From the material below, list every line containing "linkedin".

DATA RECORDS:
------------------------------------------------------------------------

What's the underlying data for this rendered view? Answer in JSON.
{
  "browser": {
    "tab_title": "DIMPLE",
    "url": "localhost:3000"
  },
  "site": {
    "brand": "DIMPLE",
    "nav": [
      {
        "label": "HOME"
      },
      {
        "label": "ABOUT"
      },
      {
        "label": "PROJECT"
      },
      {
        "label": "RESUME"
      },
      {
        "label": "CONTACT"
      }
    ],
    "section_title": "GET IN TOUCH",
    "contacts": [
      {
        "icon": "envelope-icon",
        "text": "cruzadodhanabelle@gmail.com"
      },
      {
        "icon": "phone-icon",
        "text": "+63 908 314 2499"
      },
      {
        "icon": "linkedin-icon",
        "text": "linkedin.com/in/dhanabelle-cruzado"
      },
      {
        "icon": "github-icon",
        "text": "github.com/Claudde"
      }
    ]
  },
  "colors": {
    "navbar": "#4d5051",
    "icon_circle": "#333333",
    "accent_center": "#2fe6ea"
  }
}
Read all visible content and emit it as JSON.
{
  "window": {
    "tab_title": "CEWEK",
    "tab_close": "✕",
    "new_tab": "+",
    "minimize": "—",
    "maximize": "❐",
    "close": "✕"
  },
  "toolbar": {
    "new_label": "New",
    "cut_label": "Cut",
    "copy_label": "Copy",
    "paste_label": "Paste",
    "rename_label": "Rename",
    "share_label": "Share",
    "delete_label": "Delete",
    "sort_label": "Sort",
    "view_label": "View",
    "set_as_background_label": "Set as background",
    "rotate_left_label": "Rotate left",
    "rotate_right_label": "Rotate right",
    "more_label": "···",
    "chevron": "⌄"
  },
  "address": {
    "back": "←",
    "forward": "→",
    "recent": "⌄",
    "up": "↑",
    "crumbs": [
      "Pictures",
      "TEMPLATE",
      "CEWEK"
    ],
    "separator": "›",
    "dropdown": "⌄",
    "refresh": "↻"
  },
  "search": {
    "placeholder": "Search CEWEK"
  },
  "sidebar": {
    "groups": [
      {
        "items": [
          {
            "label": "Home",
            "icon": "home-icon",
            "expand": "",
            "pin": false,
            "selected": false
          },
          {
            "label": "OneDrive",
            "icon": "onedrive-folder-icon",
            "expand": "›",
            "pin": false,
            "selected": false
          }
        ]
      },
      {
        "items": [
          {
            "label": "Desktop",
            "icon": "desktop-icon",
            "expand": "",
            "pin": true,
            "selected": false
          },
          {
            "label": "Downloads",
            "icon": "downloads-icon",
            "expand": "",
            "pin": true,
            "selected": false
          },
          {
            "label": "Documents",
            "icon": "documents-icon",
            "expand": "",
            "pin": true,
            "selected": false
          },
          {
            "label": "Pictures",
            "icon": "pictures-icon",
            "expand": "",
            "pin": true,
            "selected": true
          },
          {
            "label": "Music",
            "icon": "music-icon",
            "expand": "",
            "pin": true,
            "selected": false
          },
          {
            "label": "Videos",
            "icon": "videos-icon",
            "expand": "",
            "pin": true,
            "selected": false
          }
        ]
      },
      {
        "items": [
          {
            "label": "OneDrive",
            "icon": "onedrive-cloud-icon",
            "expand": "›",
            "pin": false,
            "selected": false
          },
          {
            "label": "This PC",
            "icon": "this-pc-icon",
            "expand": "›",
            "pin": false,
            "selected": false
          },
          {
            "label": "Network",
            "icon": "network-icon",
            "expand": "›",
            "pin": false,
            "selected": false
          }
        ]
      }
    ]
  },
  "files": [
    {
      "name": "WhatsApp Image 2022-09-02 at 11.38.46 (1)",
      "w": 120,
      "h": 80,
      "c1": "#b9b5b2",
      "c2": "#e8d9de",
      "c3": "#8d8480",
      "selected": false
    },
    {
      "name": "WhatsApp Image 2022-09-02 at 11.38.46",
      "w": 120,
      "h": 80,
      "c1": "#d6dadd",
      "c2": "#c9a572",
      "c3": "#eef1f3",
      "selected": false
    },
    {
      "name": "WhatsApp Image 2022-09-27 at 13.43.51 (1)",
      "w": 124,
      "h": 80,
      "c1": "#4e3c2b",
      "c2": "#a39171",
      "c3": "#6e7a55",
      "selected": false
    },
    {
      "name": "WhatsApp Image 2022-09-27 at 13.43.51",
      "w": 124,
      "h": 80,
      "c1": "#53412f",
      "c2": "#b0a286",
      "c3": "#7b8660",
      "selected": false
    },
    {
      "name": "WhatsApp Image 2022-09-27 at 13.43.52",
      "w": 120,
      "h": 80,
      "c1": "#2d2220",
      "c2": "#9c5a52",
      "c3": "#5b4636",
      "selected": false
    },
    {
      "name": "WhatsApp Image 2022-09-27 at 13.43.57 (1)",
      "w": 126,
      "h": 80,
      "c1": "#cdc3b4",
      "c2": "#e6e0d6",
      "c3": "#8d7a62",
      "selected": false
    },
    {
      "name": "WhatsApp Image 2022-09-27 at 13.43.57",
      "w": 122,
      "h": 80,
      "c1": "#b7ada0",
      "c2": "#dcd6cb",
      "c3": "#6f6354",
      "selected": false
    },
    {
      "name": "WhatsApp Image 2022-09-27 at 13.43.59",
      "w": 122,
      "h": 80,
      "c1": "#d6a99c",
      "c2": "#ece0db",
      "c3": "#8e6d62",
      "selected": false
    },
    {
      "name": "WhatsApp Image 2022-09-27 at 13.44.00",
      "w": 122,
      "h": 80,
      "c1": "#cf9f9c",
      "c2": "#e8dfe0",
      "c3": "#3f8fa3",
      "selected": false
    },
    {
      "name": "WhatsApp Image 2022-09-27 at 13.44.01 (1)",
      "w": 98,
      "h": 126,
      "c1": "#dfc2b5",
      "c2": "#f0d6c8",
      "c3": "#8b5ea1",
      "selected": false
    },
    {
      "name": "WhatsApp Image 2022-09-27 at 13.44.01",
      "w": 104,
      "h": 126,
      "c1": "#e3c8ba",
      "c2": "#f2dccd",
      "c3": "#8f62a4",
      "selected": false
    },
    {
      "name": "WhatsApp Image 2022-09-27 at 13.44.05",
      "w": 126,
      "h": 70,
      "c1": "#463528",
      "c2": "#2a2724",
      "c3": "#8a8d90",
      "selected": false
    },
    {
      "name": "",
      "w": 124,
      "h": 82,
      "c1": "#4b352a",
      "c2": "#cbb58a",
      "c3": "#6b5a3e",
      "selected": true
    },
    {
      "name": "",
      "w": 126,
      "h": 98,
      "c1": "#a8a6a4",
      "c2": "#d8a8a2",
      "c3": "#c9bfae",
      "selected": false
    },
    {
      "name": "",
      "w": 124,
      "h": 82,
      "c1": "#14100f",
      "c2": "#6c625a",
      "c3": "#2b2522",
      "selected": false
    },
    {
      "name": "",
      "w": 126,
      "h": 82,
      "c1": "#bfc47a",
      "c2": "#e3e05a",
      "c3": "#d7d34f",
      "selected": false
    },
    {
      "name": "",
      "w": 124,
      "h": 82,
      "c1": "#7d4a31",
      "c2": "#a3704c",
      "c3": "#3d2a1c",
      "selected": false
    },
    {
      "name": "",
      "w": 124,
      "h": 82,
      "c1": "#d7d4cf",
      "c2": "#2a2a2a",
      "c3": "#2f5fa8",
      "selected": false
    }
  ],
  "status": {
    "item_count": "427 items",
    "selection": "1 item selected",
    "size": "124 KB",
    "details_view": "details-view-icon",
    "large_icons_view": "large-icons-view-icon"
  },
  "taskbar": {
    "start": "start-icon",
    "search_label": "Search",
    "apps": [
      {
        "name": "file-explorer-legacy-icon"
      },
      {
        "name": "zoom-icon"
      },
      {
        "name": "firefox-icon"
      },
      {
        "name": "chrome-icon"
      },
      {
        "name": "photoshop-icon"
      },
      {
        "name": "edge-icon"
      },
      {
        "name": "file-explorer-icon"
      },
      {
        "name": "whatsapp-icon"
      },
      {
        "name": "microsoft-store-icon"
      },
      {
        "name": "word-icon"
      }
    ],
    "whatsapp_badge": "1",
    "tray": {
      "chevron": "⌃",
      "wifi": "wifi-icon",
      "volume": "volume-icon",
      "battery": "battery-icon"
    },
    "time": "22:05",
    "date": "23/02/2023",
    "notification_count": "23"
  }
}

------------------------------------------------------------------------

TASK OUTPUT:
        "icon": "linkedin-icon",
        "text": "linkedin.com/in/dhanabelle-cruzado"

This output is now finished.